• REQUIRED ACTIONS
1 - According to the court opinion, how much did the plaintiff's wagon itself weigh?
2 - Repeat the part of the court opinion that begins at the words "This is an appeal" and stops after "of the jury.".

• SOURCE PASSAGE

168 Ill. App. 1 | Ill. App. Ct. | 1912

Mr. Presiding Justice Baldwin

delivered the opinion of the court.

This is an appeal from a judgment for $12,000 entered against appellant after the court had required appellee to remit $3,000 from a verdict of $15,000. The action was for personal injuries sustained November 27, 1902. Plaintiff claimed he was thrown from his wagon by reason of its being struck by a street car of defendant. Defendant denied that any car struck plaintiff’s wagon and claimed that no street car had anything whatever to do with the accident. The case has been tried three times. The first trial resulted in a verdict for $8,000. A new trial was granted and the case was tried a second time, resulting in a disagreement of the jury.

The declaration contained one count and alleged that defendant negligently ran and operated a southbound car upon Clark street and that’ said car collided with a wagon being driven on said street by plaintiff. The ad damnum was $15,000.

The accident took place November 27, 1902. Trokey was a teamster. At that time he was driving a two horse wagon hauling crushed stone from the plant of his employer at Nineteenth and Lincoln streets to the corner of Twenty-second street and Archer avenue. His course ,in making deliveries was from Lincoln to Eighteenth, east on Eighteenth to Clark and south on Clark to Twenty-second. Trohey’s wagon itself weighed 3,100 pounds and it was loaded with four tons of crushed stone. When he reached, and turned south in, Clark street, he fell from his wagon and two wheels of it passed over him. Clark street at and about its intersection with Eighteenth street was well paved both inside and outside the street railway tracks. The paved space between the west rail of the west track in Clark street and the west curb was 17 to 20 feet wide and there was nothing to prevent any one driving in that portion of the roadway.

Trohey claimed that when he turned south from Eighteenth street in Clark street, he made the turn in the west or south-hound track and then proceeded southward in that track; that when he reached Clark street, he saw approaching him, and about a half a block north, a south-bound car, and that, after seeing it, he continued to drive south in the track until he reached a point about fifteen feet south of the south walk on Eighteenth street, where he began to turn out; he testified that he did not look back from the time he first saw the car approaching and did not know whether the wheels of his wagon were in the street or were in the track at the time he felt a jolt or jar and fell from his wagon; nor did he know whether or not the car struck his wagon. Other witnesses, on his behalf, however, testified that a southbound car did strike his wagon. A larger number of witnesses, on behalf of defendant, testified that plaintiff turned south in Clark street and started to drive in the open, newly-paved space between the west track and the west curb, and that at, a point near the south line of Eighteenth street, he fell forward between his horses without the street car touching or having anything whatever to do with his wagon.

The principal controversy at the trial was over the question whether or not any of defendant’s cars came in contact at all with Trohey’s wagon. Defendant denied that there was any such contact, and insists that the testimony for plaintiff does not affirmatively show either negligence on the part of the railway company, nor that plaintiff himself was in the exercise of ordinary care for his own safety.

[Items from a data source]
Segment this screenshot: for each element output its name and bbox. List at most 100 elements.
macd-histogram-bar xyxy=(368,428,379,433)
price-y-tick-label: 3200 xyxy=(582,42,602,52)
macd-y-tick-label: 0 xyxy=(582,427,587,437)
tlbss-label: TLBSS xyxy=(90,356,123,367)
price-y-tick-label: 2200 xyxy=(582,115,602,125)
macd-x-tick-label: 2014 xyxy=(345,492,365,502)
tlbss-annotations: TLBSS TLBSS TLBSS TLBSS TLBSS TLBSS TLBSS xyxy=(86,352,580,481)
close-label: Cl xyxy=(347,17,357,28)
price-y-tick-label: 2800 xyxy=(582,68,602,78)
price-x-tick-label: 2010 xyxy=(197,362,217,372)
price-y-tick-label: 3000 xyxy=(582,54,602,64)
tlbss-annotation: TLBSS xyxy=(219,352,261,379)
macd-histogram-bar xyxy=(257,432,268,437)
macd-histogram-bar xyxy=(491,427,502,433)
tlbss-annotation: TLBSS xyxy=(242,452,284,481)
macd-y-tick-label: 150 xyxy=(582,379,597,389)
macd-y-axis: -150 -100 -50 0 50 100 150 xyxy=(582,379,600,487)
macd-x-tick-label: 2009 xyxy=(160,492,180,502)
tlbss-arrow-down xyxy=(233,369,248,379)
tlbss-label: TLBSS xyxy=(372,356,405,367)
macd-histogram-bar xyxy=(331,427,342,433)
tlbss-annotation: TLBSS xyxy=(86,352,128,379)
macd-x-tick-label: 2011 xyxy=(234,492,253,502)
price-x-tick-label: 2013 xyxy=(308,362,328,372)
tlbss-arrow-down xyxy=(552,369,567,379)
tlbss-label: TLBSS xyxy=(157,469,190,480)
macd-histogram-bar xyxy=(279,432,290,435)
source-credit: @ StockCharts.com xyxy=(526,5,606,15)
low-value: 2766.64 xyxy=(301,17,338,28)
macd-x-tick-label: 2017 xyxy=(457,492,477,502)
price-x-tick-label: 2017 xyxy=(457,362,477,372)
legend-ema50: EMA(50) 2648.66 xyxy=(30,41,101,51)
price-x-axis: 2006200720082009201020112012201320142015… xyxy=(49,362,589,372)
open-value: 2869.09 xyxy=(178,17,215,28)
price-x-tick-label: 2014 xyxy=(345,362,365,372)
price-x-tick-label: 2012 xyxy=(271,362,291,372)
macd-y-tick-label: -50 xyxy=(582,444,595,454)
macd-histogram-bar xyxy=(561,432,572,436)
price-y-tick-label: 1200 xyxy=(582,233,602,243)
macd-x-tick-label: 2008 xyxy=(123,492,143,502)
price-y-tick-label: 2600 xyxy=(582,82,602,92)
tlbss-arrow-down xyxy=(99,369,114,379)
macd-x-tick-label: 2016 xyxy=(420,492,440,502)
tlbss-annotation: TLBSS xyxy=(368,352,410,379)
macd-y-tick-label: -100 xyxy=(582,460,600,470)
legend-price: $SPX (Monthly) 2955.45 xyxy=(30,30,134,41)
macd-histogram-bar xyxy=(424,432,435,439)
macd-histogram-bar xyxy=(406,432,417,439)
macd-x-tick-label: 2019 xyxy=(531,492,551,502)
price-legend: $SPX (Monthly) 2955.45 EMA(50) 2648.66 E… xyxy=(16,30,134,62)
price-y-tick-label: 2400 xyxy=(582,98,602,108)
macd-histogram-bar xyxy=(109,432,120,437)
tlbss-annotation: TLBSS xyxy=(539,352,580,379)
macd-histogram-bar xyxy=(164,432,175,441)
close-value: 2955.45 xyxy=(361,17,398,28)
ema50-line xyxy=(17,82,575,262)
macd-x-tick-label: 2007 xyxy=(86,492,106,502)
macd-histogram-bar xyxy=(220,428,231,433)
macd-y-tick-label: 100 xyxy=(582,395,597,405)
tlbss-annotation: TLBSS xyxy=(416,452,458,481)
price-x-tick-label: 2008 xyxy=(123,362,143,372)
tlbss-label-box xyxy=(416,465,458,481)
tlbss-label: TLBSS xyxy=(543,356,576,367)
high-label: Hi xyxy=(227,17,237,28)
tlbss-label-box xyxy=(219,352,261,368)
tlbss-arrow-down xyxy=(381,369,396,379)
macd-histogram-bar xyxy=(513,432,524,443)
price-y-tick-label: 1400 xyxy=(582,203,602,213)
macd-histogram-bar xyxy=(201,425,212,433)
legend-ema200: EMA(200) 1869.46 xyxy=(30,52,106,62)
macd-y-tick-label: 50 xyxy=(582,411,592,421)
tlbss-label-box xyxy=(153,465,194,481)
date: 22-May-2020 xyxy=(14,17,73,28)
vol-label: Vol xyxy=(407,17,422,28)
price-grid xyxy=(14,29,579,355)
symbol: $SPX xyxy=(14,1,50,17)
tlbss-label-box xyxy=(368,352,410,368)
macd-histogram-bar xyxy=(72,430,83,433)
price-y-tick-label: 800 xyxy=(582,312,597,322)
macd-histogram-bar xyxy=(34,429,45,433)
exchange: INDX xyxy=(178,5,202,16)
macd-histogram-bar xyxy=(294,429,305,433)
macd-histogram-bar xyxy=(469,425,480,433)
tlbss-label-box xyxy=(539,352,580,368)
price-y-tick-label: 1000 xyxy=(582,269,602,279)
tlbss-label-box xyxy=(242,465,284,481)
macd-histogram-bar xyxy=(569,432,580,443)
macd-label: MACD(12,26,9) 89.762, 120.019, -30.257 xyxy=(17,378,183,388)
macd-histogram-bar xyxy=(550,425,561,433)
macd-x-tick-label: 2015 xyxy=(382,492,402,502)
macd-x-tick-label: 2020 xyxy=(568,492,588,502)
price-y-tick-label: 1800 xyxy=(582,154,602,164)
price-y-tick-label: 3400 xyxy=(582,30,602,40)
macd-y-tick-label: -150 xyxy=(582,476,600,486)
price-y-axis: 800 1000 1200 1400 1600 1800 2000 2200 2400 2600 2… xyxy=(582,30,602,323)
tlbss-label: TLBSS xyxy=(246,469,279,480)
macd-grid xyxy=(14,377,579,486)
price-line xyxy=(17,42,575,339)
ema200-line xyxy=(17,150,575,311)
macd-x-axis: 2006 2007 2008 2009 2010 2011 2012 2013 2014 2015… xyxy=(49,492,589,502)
---
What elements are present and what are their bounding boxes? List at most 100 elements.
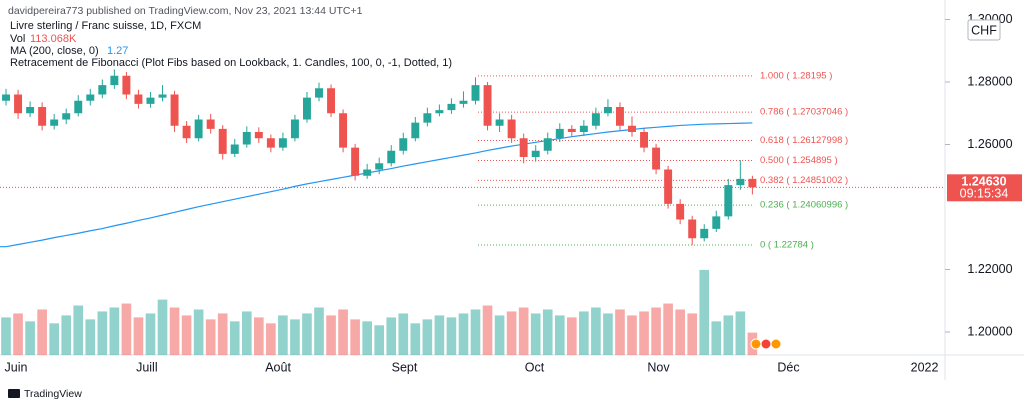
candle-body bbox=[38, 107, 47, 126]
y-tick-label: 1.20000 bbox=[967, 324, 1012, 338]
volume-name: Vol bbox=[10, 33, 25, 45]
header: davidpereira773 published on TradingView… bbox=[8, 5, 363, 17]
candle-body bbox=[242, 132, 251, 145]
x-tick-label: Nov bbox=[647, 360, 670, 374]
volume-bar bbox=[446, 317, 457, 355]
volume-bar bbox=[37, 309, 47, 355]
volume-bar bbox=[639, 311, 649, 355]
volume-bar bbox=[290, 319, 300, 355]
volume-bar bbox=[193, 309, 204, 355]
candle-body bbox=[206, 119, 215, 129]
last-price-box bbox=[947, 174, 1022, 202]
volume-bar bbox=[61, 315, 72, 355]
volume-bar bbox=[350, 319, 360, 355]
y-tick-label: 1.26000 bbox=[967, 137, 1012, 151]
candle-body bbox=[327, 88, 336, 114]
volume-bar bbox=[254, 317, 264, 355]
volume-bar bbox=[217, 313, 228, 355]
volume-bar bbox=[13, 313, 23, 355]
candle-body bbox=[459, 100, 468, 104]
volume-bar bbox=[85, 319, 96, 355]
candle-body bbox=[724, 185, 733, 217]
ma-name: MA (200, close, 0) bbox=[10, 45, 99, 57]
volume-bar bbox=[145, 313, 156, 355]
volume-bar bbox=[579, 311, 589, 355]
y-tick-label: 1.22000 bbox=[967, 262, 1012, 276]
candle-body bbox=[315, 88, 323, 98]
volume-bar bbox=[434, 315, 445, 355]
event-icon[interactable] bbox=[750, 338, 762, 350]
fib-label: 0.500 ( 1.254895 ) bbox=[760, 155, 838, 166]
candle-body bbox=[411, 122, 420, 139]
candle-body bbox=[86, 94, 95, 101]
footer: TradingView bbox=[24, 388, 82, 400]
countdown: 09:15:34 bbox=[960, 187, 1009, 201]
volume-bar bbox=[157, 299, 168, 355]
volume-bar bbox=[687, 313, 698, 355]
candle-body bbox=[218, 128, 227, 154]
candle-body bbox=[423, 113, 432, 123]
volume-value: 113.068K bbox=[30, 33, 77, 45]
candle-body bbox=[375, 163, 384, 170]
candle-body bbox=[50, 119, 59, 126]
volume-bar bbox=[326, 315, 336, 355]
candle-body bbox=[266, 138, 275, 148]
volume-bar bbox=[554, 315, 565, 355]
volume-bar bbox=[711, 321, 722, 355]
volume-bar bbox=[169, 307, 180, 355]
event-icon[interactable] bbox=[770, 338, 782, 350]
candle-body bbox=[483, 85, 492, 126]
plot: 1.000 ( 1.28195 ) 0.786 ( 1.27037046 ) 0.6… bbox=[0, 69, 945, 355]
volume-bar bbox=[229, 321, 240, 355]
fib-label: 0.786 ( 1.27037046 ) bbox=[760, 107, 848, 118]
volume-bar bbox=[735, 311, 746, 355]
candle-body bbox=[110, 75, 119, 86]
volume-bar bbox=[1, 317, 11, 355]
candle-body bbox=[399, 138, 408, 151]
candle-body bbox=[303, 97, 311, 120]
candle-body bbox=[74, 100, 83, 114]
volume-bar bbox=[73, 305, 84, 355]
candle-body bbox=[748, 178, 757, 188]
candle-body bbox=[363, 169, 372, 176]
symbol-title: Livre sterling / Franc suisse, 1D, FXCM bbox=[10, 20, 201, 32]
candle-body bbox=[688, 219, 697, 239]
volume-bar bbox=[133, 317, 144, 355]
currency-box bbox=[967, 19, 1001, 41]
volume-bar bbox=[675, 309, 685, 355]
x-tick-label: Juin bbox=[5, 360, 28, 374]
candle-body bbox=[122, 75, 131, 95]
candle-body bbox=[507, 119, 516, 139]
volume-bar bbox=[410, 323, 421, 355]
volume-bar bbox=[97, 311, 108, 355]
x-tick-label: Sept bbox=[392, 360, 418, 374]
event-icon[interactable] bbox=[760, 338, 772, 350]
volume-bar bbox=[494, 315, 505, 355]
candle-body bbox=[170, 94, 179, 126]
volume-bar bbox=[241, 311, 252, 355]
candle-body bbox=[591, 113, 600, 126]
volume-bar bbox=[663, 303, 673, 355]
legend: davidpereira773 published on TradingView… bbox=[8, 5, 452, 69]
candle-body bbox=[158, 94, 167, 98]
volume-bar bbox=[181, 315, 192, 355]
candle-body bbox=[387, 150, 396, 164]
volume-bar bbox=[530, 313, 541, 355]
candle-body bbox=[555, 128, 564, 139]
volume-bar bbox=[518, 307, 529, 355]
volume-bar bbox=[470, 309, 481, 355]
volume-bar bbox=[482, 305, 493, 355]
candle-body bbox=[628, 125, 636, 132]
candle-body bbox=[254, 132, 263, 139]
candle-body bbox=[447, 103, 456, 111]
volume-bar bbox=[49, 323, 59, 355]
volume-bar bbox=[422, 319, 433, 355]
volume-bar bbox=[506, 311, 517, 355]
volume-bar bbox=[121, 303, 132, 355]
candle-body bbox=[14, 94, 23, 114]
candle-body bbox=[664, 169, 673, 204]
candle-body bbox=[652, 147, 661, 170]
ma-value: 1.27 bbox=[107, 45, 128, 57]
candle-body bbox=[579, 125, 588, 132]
...
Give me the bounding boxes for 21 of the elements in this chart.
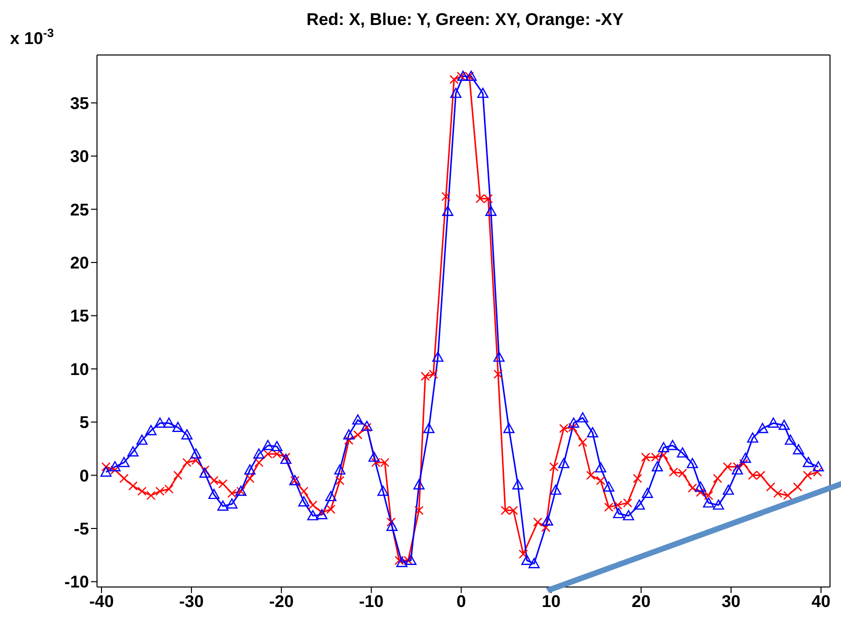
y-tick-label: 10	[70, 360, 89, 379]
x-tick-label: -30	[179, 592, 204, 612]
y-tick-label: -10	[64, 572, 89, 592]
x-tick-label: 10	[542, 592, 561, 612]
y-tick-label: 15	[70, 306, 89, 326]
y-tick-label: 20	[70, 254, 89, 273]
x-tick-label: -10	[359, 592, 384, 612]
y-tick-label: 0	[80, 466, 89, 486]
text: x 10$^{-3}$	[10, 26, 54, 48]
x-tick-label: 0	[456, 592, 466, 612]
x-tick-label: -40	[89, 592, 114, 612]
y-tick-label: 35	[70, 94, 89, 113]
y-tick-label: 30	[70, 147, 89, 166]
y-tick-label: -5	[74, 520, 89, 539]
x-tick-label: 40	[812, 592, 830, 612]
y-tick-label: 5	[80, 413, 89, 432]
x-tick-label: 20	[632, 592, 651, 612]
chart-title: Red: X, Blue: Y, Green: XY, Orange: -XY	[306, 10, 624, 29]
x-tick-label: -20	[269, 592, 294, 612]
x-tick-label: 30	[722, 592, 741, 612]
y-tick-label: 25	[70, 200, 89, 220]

• LIST OF SOLUTIONS
1 - 3,100 pounds.

2 -
This is an appeal from a judgment for $12,000 entered against appellant after the court had required appellee to remit $3,000 from a verdict of $15,000. The action was for personal injuries sustained November 27, 1902. Plaintiff claimed he was thrown from his wagon by reason of its being struck by a street car of defendant. Defendant denied that any car struck plaintiff’s wagon and claimed that no street car had anything whatever to do with the accident. The case has been tried three times. The first trial resulted in a verdict for $8,000. A new trial was granted and the case was tried a second time, resulting in a disagreement of the jury.